● **WHAT TO WORK ON**: Count how many lines hold the string "会议强调". Give that number alone.

● **DATA SHOWN**:
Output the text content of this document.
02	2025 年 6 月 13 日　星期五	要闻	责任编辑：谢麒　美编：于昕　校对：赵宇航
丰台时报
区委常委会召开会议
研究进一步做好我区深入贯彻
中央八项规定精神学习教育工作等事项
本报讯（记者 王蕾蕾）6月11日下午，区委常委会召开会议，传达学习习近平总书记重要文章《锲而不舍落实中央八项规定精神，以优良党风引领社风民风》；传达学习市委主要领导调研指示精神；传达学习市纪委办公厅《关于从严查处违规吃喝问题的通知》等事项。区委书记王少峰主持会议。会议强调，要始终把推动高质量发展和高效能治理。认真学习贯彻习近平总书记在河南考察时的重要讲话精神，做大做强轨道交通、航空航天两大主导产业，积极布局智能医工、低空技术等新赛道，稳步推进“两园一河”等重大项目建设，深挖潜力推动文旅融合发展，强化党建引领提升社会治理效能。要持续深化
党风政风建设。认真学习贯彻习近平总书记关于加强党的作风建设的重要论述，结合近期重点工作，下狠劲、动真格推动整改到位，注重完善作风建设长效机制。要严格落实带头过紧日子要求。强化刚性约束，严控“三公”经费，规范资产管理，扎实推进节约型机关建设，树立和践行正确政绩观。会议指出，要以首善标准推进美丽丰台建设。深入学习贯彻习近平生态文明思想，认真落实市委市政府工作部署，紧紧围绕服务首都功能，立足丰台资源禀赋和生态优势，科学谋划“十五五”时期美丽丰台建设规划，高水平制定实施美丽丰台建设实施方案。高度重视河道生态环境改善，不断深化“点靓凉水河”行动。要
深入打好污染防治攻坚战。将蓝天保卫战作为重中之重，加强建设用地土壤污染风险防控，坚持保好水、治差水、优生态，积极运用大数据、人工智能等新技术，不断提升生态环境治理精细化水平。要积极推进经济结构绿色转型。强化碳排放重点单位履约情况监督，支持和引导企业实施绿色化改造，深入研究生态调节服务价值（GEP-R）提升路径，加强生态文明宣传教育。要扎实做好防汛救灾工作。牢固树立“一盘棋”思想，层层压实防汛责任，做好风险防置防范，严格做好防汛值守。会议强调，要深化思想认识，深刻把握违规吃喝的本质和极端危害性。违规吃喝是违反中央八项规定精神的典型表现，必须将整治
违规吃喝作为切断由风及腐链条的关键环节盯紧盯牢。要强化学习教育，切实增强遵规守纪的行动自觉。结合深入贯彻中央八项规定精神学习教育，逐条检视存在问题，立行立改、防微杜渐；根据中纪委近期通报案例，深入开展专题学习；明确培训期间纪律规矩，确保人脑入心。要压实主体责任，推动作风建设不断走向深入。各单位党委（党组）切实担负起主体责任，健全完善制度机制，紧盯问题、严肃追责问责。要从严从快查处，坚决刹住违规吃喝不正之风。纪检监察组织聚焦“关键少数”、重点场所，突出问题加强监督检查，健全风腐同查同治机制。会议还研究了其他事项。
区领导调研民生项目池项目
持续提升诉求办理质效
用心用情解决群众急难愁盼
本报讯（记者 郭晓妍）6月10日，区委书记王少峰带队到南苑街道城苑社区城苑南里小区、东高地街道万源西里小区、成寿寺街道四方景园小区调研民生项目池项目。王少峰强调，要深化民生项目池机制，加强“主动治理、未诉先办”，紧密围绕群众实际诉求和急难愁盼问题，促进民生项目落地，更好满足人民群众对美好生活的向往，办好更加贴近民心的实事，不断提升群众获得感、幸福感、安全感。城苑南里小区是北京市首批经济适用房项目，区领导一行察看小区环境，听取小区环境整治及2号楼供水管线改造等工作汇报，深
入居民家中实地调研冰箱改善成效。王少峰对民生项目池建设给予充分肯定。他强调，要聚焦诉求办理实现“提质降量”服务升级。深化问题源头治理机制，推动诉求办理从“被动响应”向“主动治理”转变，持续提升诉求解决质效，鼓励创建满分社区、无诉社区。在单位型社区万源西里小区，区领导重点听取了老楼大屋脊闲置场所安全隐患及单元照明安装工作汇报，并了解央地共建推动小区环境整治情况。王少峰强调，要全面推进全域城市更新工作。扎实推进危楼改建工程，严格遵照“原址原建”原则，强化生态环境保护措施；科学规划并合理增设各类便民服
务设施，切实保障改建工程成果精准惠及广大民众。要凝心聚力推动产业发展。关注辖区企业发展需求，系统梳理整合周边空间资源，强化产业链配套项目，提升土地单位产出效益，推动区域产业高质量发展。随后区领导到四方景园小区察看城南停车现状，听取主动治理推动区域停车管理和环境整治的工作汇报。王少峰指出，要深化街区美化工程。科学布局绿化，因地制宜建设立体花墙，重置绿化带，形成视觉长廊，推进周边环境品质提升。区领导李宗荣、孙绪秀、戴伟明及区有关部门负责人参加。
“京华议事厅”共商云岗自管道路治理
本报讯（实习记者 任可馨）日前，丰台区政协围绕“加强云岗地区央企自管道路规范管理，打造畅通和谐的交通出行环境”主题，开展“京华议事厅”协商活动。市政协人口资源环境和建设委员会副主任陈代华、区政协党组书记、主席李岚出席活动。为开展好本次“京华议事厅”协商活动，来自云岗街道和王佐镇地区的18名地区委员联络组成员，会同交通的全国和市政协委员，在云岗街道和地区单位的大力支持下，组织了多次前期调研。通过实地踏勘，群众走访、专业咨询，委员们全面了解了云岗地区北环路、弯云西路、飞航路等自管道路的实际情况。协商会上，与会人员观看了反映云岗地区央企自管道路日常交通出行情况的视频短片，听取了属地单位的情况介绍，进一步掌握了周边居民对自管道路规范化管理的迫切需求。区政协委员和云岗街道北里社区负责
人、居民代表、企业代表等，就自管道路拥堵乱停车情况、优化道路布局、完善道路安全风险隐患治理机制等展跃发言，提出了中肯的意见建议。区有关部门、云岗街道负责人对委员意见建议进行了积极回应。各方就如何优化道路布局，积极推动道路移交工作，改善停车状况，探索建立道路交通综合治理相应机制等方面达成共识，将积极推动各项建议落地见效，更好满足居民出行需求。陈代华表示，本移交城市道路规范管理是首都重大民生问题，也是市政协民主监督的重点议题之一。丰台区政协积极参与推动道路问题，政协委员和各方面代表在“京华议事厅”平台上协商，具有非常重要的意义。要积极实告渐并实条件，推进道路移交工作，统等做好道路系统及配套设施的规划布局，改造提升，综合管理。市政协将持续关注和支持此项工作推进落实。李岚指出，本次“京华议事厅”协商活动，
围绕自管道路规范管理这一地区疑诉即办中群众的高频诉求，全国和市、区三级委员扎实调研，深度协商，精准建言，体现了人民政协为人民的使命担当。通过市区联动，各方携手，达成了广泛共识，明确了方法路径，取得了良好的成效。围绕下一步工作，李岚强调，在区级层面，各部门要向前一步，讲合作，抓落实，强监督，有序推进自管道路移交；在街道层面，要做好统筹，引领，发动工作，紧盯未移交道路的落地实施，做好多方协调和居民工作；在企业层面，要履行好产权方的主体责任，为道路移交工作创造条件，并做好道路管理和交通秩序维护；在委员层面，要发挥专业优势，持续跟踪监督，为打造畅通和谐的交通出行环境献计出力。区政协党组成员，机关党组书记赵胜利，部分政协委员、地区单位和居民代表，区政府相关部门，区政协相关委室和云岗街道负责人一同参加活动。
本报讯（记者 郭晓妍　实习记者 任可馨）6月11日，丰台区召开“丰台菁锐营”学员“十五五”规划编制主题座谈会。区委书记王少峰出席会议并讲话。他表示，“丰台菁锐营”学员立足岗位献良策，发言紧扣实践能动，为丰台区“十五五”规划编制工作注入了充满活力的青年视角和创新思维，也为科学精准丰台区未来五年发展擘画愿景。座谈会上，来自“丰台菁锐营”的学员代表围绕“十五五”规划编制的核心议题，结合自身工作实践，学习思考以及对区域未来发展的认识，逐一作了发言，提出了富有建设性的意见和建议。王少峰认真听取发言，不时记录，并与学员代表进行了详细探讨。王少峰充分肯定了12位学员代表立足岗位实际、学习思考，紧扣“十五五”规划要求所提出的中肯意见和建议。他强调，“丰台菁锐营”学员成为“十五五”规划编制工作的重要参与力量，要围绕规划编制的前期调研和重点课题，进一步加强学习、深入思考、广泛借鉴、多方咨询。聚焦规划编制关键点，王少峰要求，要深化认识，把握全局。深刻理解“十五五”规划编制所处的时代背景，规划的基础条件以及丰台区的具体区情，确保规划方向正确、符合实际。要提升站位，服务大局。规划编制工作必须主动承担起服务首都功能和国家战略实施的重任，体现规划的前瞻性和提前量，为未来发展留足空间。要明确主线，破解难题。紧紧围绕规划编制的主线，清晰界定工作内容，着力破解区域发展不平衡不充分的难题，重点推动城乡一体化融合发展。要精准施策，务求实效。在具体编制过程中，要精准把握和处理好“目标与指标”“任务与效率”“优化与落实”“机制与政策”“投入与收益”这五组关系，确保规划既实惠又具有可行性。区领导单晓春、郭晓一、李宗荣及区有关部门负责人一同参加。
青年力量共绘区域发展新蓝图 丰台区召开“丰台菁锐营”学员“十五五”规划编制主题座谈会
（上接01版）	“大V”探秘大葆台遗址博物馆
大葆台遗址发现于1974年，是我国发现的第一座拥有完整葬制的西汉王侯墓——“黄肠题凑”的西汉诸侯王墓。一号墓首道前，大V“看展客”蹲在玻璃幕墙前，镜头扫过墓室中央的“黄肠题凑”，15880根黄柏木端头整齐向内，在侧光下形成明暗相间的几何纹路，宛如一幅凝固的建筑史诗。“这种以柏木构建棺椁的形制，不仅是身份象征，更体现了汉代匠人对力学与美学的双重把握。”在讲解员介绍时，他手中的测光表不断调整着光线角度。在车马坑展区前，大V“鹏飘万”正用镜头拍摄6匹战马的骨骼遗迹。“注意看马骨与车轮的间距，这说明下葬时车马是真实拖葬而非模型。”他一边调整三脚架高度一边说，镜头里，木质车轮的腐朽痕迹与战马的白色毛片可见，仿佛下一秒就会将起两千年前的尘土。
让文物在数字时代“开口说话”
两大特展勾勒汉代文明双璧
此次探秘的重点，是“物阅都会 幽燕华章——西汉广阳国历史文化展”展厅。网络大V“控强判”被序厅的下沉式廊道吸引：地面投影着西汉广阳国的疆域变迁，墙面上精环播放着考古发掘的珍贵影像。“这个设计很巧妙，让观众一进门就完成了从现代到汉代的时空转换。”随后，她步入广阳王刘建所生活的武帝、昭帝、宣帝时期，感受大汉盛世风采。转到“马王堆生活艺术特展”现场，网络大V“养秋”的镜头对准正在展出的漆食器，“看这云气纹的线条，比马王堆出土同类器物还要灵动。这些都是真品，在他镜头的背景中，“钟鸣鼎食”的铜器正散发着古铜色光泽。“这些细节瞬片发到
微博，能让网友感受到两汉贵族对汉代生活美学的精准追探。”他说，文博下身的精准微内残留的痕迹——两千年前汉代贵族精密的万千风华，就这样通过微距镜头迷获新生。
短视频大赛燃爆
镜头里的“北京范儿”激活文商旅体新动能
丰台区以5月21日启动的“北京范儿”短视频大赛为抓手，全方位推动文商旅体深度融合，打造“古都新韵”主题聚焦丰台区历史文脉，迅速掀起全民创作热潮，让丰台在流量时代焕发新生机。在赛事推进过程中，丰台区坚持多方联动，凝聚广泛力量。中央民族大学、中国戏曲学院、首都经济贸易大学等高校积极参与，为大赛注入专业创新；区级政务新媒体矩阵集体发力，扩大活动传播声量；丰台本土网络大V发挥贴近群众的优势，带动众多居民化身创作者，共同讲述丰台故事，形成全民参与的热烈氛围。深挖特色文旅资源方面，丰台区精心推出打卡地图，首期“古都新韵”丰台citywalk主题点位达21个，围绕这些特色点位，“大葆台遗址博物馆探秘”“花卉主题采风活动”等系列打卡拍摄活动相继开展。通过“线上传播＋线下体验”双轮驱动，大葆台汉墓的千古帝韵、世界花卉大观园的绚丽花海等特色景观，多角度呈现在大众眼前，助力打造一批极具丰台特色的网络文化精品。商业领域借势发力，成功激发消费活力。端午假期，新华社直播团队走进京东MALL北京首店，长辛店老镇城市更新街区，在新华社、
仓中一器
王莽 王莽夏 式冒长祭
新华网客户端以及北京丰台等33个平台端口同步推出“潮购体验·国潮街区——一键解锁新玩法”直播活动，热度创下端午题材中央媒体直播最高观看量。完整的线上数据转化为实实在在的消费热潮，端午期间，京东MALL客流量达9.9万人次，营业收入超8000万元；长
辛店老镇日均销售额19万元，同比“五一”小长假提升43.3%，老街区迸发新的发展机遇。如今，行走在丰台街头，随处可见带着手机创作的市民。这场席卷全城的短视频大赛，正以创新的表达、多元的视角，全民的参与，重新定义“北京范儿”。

● **ANSWER TO THE PROBLEM**: 2